**** Task material ****
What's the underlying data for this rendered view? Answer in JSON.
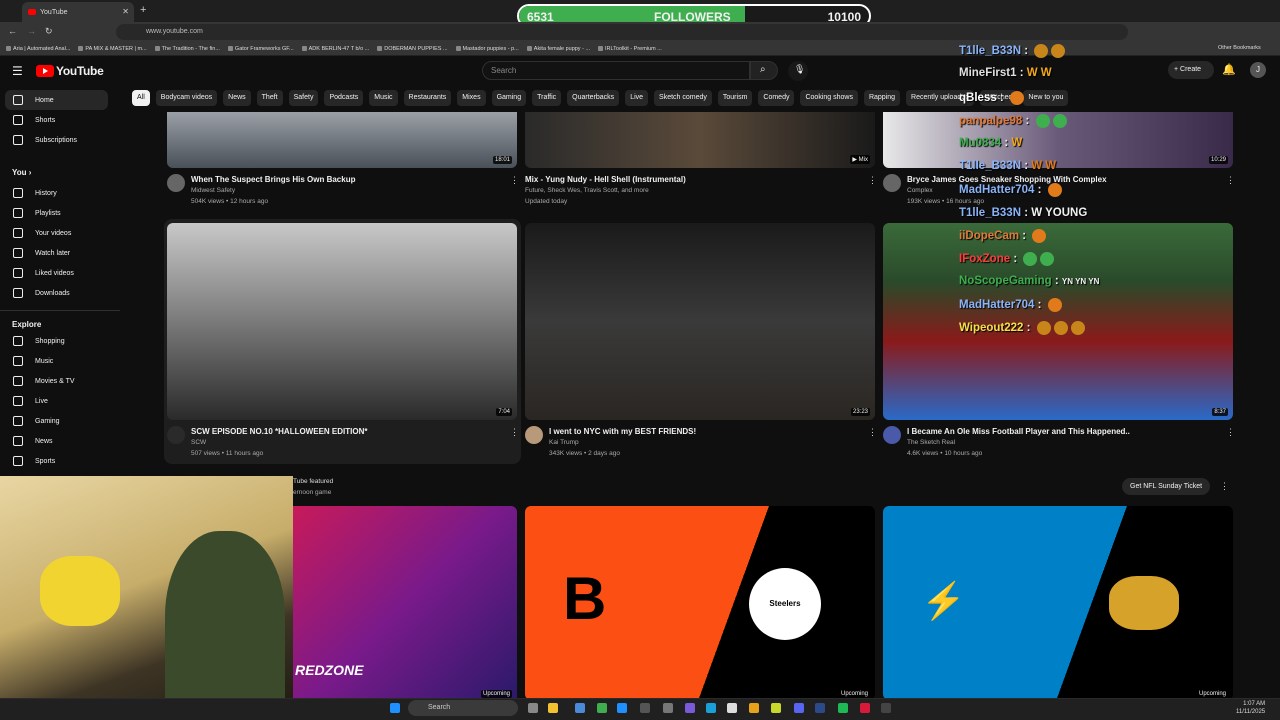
{
  "browser": {
    "tab_title": "YouTube",
    "url": "www.youtube.com",
    "bookmarks": [
      "Aria | Automated Anal...",
      "PA MIX & MASTER | m...",
      "The Tradition - The fin...",
      "Gator Frameworks GF...",
      "ADK BERLIN-47 T b/o ...",
      "DOBERMAN PUPPIES ...",
      "Mastador puppies - p...",
      "Akita female puppy - ...",
      "IRLToolkit - Premium ..."
    ],
    "other_bookmarks": "Other Bookmarks"
  },
  "followers": {
    "current": "6531",
    "label": "FOLLOWERS",
    "goal": "10100",
    "progress": 0.6467
  },
  "header": {
    "logo_text": "YouTube",
    "search_placeholder": "Search",
    "create_label": "Create",
    "avatar_letter": "J"
  },
  "chips": [
    "All",
    "Bodycam videos",
    "News",
    "Theft",
    "Safety",
    "Podcasts",
    "Music",
    "Restaurants",
    "Mixes",
    "Gaming",
    "Traffic",
    "Quarterbacks",
    "Live",
    "Sketch comedy",
    "Tourism",
    "Comedy",
    "Cooking shows",
    "Rapping",
    "Recently uploaded",
    "Watched",
    "New to you"
  ],
  "sidebar": {
    "top": [
      "Home",
      "Shorts",
      "Subscriptions"
    ],
    "you_heading": "You",
    "you": [
      "History",
      "Playlists",
      "Your videos",
      "Watch later",
      "Liked videos",
      "Downloads"
    ],
    "explore_heading": "Explore",
    "explore": [
      "Shopping",
      "Music",
      "Movies & TV",
      "Live",
      "Gaming",
      "News",
      "Sports"
    ]
  },
  "videos_row1": [
    {
      "duration": "18:01",
      "title": "When The Suspect Brings His Own Backup",
      "channel": "Midwest Safety",
      "meta": "504K views • 12 hours ago"
    },
    {
      "duration": "Mix",
      "title": "Mix - Yung Nudy - Hell Shell (Instrumental)",
      "channel": "Future, Sheck Wes, Travis Scott, and more",
      "meta": "Updated today"
    },
    {
      "duration": "10:29",
      "title": "Bryce James Goes Sneaker Shopping With Complex",
      "channel": "Complex",
      "meta": "193K views • 16 hours ago"
    }
  ],
  "videos_row2": [
    {
      "duration": "7:04",
      "title": "SCW EPISODE NO.10 *HALLOWEEN EDITION*",
      "channel": "SCW",
      "meta": "507 views • 11 hours ago"
    },
    {
      "duration": "23:23",
      "title": "I went to NYC with my BEST FRIENDS!",
      "channel": "Kai Trump",
      "meta": "343K views • 2 days ago"
    },
    {
      "duration": "8:37",
      "title": "I Became An Ole Miss Football Player and This Happened..",
      "channel": "The Sketch Real",
      "meta": "4.6K views • 10 hours ago"
    }
  ],
  "featured": {
    "line1": "Tube featured",
    "line2": "ernoon game",
    "button": "Get NFL Sunday Ticket",
    "cards": [
      {
        "badge": "Upcoming",
        "logo_text": "REDZONE"
      },
      {
        "badge": "Upcoming",
        "logo_text": "Steelers"
      },
      {
        "badge": "Upcoming",
        "logo_text": ""
      }
    ]
  },
  "chat": [
    {
      "user": "T1lle_B33N",
      "msg": "",
      "color": "#8ab4f8"
    },
    {
      "user": "MineFirst1",
      "msg": "W  W",
      "color": "#e0e0e0"
    },
    {
      "user": "qBless",
      "msg": "",
      "color": "#ffffff"
    },
    {
      "user": "panpalpe98",
      "msg": "",
      "color": "#e07a3a"
    },
    {
      "user": "Mu0834",
      "msg": "W",
      "color": "#3fae4f"
    },
    {
      "user": "T1lle_B33N",
      "msg": "W  W",
      "color": "#8ab4f8"
    },
    {
      "user": "MadHatter704",
      "msg": "",
      "color": "#8ab4f8"
    },
    {
      "user": "T1lle_B33N",
      "msg": "W YOUNG",
      "color": "#8ab4f8"
    },
    {
      "user": "iiDopeCam",
      "msg": "",
      "color": "#e07a3a"
    },
    {
      "user": "IFoxZone",
      "msg": "",
      "color": "#ff3b3b"
    },
    {
      "user": "NoScopeGaming",
      "msg": "YN  YN  YN",
      "color": "#3fae4f"
    },
    {
      "user": "MadHatter704",
      "msg": "",
      "color": "#8ab4f8"
    },
    {
      "user": "Wipeout222",
      "msg": "",
      "color": "#f2e04a"
    }
  ],
  "taskbar": {
    "search": "Search",
    "time": "1:07 AM",
    "date": "11/11/2025"
  }
}
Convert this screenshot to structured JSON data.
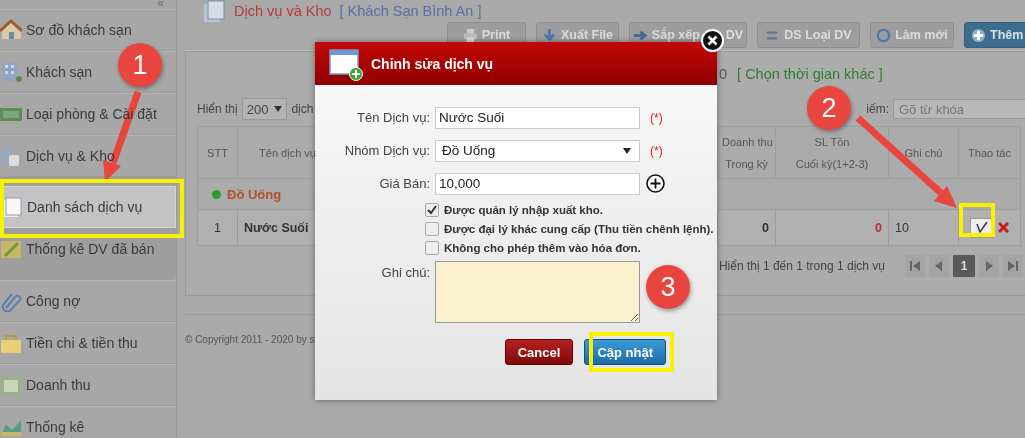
****
● **Required task**: Transcribe the full listing above exactly, with the images removed.

● **Exercise result**:
What's the underlying data for this rendered view? Answer in JSON.
{
  "browser": {
    "tab_title": "YouTube",
    "url": "www.youtube.com",
    "bookmarks": [
      "Aria | Automated Anal...",
      "PA MIX & MASTER | m...",
      "The Tradition - The fin...",
      "Gator Frameworks GF...",
      "ADK BERLIN-47 T b/o ...",
      "DOBERMAN PUPPIES ...",
      "Mastador puppies - p...",
      "Akita female puppy - ...",
      "IRLToolkit - Premium ..."
    ],
    "other_bookmarks": "Other Bookmarks"
  },
  "followers": {
    "current": "6531",
    "label": "FOLLOWERS",
    "goal": "10100",
    "progress": 0.6467
  },
  "header": {
    "logo_text": "YouTube",
    "search_placeholder": "Search",
    "create_label": "Create",
    "avatar_letter": "J"
  },
  "chips": [
    "All",
    "Bodycam videos",
    "News",
    "Theft",
    "Safety",
    "Podcasts",
    "Music",
    "Restaurants",
    "Mixes",
    "Gaming",
    "Traffic",
    "Quarterbacks",
    "Live",
    "Sketch comedy",
    "Tourism",
    "Comedy",
    "Cooking shows",
    "Rapping",
    "Recently uploaded",
    "Watched",
    "New to you"
  ],
  "sidebar": {
    "top": [
      "Home",
      "Shorts",
      "Subscriptions"
    ],
    "you_heading": "You",
    "you": [
      "History",
      "Playlists",
      "Your videos",
      "Watch later",
      "Liked videos",
      "Downloads"
    ],
    "explore_heading": "Explore",
    "explore": [
      "Shopping",
      "Music",
      "Movies & TV",
      "Live",
      "Gaming",
      "News",
      "Sports"
    ]
  },
  "videos_row1": [
    {
      "duration": "18:01",
      "title": "When The Suspect Brings His Own Backup",
      "channel": "Midwest Safety",
      "meta": "504K views • 12 hours ago"
    },
    {
      "duration": "Mix",
      "title": "Mix - Yung Nudy - Hell Shell (Instrumental)",
      "channel": "Future, Sheck Wes, Travis Scott, and more",
      "meta": "Updated today"
    },
    {
      "duration": "10:29",
      "title": "Bryce James Goes Sneaker Shopping With Complex",
      "channel": "Complex",
      "meta": "193K views • 16 hours ago"
    }
  ],
  "videos_row2": [
    {
      "duration": "7:04",
      "title": "SCW EPISODE NO.10 *HALLOWEEN EDITION*",
      "channel": "SCW",
      "meta": "507 views • 11 hours ago"
    },
    {
      "duration": "23:23",
      "title": "I went to NYC with my BEST FRIENDS!",
      "channel": "Kai Trump",
      "meta": "343K views • 2 days ago"
    },
    {
      "duration": "8:37",
      "title": "I Became An Ole Miss Football Player and This Happened..",
      "channel": "The Sketch Real",
      "meta": "4.6K views • 10 hours ago"
    }
  ],
  "featured": {
    "line1": "Tube featured",
    "line2": "ernoon game",
    "button": "Get NFL Sunday Ticket",
    "cards": [
      {
        "badge": "Upcoming",
        "logo_text": "REDZONE"
      },
      {
        "badge": "Upcoming",
        "logo_text": "Steelers"
      },
      {
        "badge": "Upcoming",
        "logo_text": ""
      }
    ]
  },
  "chat": [
    {
      "user": "T1lle_B33N",
      "msg": "",
      "color": "#8ab4f8"
    },
    {
      "user": "MineFirst1",
      "msg": "W  W",
      "color": "#e0e0e0"
    },
    {
      "user": "qBless",
      "msg": "",
      "color": "#ffffff"
    },
    {
      "user": "panpalpe98",
      "msg": "",
      "color": "#e07a3a"
    },
    {
      "user": "Mu0834",
      "msg": "W",
      "color": "#3fae4f"
    },
    {
      "user": "T1lle_B33N",
      "msg": "W  W",
      "color": "#8ab4f8"
    },
    {
      "user": "MadHatter704",
      "msg": "",
      "color": "#8ab4f8"
    },
    {
      "user": "T1lle_B33N",
      "msg": "W YOUNG",
      "color": "#8ab4f8"
    },
    {
      "user": "iiDopeCam",
      "msg": "",
      "color": "#e07a3a"
    },
    {
      "user": "IFoxZone",
      "msg": "",
      "color": "#ff3b3b"
    },
    {
      "user": "NoScopeGaming",
      "msg": "YN  YN  YN",
      "color": "#3fae4f"
    },
    {
      "user": "MadHatter704",
      "msg": "",
      "color": "#8ab4f8"
    },
    {
      "user": "Wipeout222",
      "msg": "",
      "color": "#f2e04a"
    }
  ],
  "taskbar": {
    "search": "Search",
    "time": "1:07 AM",
    "date": "11/11/2025"
  }
}
Convert this screenshot to structured JSON data.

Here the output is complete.